====== Raw records
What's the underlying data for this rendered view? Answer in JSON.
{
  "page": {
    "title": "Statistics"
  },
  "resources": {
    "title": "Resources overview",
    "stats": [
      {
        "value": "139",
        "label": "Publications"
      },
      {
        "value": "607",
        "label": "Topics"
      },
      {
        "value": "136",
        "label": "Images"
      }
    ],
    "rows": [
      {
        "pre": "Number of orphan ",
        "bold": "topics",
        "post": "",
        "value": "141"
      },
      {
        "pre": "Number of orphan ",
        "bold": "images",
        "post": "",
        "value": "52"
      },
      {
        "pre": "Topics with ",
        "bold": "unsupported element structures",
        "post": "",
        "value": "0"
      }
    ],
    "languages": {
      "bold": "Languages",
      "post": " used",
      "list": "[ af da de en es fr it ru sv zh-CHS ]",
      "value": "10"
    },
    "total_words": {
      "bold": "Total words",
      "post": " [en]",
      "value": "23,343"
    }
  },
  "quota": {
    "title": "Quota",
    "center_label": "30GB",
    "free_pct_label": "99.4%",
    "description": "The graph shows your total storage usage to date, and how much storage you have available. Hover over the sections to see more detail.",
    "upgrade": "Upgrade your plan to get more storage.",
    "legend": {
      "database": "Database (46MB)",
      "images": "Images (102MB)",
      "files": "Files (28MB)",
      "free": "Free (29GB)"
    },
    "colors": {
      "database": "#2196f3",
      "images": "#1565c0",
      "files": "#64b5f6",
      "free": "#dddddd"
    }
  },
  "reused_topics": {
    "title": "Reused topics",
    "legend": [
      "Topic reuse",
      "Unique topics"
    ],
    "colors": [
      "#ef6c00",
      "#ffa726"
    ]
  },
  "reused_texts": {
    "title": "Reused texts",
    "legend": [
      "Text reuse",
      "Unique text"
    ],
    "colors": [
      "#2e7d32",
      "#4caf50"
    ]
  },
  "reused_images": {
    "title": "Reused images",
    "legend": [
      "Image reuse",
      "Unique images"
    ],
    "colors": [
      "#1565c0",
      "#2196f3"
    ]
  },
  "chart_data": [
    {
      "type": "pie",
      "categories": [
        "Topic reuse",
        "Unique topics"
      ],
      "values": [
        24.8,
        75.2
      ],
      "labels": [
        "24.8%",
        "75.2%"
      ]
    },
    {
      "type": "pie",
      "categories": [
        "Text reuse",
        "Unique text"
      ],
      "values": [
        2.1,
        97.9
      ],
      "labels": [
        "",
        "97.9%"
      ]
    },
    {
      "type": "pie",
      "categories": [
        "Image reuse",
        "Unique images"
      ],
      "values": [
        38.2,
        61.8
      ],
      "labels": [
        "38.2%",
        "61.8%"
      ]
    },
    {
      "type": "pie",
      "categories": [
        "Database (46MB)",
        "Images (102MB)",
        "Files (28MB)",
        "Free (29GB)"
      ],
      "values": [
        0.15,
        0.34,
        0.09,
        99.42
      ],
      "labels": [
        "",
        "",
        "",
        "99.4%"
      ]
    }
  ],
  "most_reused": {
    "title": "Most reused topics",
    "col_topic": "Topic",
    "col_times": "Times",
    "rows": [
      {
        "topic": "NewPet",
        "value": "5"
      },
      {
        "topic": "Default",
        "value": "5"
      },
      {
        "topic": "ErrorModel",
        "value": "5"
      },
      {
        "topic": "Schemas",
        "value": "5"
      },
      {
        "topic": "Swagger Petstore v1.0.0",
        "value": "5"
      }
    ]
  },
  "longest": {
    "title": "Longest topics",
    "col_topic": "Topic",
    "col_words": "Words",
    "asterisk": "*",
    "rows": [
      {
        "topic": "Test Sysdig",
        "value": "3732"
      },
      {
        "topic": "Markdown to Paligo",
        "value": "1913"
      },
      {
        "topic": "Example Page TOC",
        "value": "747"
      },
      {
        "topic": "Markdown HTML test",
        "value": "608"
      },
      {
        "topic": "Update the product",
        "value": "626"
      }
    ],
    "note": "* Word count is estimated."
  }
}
============
• Prompt:
Send back every record, precisely as written.

• Output of the task:
What's the underlying data for this rendered view? Answer in JSON.
{
  "page": {
    "title": "Statistics"
  },
  "resources": {
    "title": "Resources overview",
    "stats": [
      {
        "value": "139",
        "label": "Publications"
      },
      {
        "value": "607",
        "label": "Topics"
      },
      {
        "value": "136",
        "label": "Images"
      }
    ],
    "rows": [
      {
        "pre": "Number of orphan ",
        "bold": "topics",
        "post": "",
        "value": "141"
      },
      {
        "pre": "Number of orphan ",
        "bold": "images",
        "post": "",
        "value": "52"
      },
      {
        "pre": "Topics with ",
        "bold": "unsupported element structures",
        "post": "",
        "value": "0"
      }
    ],
    "languages": {
      "bold": "Languages",
      "post": " used",
      "list": "[ af da de en es fr it ru sv zh-CHS ]",
      "value": "10"
    },
    "total_words": {
      "bold": "Total words",
      "post": " [en]",
      "value": "23,343"
    }
  },
  "quota": {
    "title": "Quota",
    "center_label": "30GB",
    "free_pct_label": "99.4%",
    "description": "The graph shows your total storage usage to date, and how much storage you have available. Hover over the sections to see more detail.",
    "upgrade": "Upgrade your plan to get more storage.",
    "legend": {
      "database": "Database (46MB)",
      "images": "Images (102MB)",
      "files": "Files (28MB)",
      "free": "Free (29GB)"
    },
    "colors": {
      "database": "#2196f3",
      "images": "#1565c0",
      "files": "#64b5f6",
      "free": "#dddddd"
    }
  },
  "reused_topics": {
    "title": "Reused topics",
    "legend": [
      "Topic reuse",
      "Unique topics"
    ],
    "colors": [
      "#ef6c00",
      "#ffa726"
    ]
  },
  "reused_texts": {
    "title": "Reused texts",
    "legend": [
      "Text reuse",
      "Unique text"
    ],
    "colors": [
      "#2e7d32",
      "#4caf50"
    ]
  },
  "reused_images": {
    "title": "Reused images",
    "legend": [
      "Image reuse",
      "Unique images"
    ],
    "colors": [
      "#1565c0",
      "#2196f3"
    ]
  },
  "chart_data": [
    {
      "type": "pie",
      "categories": [
        "Topic reuse",
        "Unique topics"
      ],
      "values": [
        24.8,
        75.2
      ],
      "labels": [
        "24.8%",
        "75.2%"
      ]
    },
    {
      "type": "pie",
      "categories": [
        "Text reuse",
        "Unique text"
      ],
      "values": [
        2.1,
        97.9
      ],
      "labels": [
        "",
        "97.9%"
      ]
    },
    {
      "type": "pie",
      "categories": [
        "Image reuse",
        "Unique images"
      ],
      "values": [
        38.2,
        61.8
      ],
      "labels": [
        "38.2%",
        "61.8%"
      ]
    },
    {
      "type": "pie",
      "categories": [
        "Database (46MB)",
        "Images (102MB)",
        "Files (28MB)",
        "Free (29GB)"
      ],
      "values": [
        0.15,
        0.34,
        0.09,
        99.42
      ],
      "labels": [
        "",
        "",
        "",
        "99.4%"
      ]
    }
  ],
  "most_reused": {
    "title": "Most reused topics",
    "col_topic": "Topic",
    "col_times": "Times",
    "rows": [
      {
        "topic": "NewPet",
        "value": "5"
      },
      {
        "topic": "Default",
        "value": "5"
      },
      {
        "topic": "ErrorModel",
        "value": "5"
      },
      {
        "topic": "Schemas",
        "value": "5"
      },
      {
        "topic": "Swagger Petstore v1.0.0",
        "value": "5"
      }
    ]
  },
  "longest": {
    "title": "Longest topics",
    "col_topic": "Topic",
    "col_words": "Words",
    "asterisk": "*",
    "rows": [
      {
        "topic": "Test Sysdig",
        "value": "3732"
      },
      {
        "topic": "Markdown to Paligo",
        "value": "1913"
      },
      {
        "topic": "Example Page TOC",
        "value": "747"
      },
      {
        "topic": "Markdown HTML test",
        "value": "608"
      },
      {
        "topic": "Update the product",
        "value": "626"
      }
    ],
    "note": "* Word count is estimated."
  }
}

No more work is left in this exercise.